— START OF Data provided —

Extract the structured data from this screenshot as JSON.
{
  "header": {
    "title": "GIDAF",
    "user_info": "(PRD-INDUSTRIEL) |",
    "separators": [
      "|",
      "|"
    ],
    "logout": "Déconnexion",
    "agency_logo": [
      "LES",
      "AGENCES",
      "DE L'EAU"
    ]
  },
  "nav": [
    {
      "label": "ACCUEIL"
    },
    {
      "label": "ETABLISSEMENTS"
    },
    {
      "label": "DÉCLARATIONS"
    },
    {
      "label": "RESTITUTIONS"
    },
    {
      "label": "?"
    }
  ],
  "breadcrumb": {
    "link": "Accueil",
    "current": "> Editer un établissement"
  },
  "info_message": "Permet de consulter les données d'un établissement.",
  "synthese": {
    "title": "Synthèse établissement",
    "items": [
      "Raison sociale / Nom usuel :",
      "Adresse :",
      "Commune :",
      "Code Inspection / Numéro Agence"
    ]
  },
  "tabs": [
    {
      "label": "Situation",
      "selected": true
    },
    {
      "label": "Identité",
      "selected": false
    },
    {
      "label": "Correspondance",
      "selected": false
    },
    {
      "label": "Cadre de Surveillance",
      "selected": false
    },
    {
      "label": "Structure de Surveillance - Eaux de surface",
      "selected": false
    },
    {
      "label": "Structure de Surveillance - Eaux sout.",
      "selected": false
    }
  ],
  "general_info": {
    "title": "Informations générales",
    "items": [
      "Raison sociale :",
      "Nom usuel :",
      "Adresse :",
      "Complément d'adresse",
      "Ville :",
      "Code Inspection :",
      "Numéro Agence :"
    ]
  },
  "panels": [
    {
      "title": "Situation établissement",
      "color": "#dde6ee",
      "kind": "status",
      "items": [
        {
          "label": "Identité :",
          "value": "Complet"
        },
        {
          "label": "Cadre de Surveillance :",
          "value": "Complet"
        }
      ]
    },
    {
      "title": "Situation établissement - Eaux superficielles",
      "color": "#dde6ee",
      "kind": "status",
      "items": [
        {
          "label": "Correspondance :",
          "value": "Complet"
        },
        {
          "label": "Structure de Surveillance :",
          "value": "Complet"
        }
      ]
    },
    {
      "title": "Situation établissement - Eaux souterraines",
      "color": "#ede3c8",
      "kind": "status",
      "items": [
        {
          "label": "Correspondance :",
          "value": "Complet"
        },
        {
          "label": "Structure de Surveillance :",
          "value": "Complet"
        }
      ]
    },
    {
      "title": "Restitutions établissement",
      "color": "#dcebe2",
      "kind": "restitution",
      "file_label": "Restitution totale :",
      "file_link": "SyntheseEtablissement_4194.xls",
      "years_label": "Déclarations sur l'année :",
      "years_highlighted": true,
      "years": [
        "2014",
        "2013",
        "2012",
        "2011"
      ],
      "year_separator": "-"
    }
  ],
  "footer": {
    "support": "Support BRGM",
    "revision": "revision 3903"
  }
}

— END OF Data provided —

**Set exercise**
Show all lines in the entries above where the word "Surveillance" appears.

**The solution**
      "label": "Cadre de Surveillance",
      "label": "Structure de Surveillance - Eaux de surface",
      "label": "Structure de Surveillance - Eaux sout.",
          "label": "Cadre de Surveillance :",
          "label": "Structure de Surveillance :",
          "label": "Structure de Surveillance :",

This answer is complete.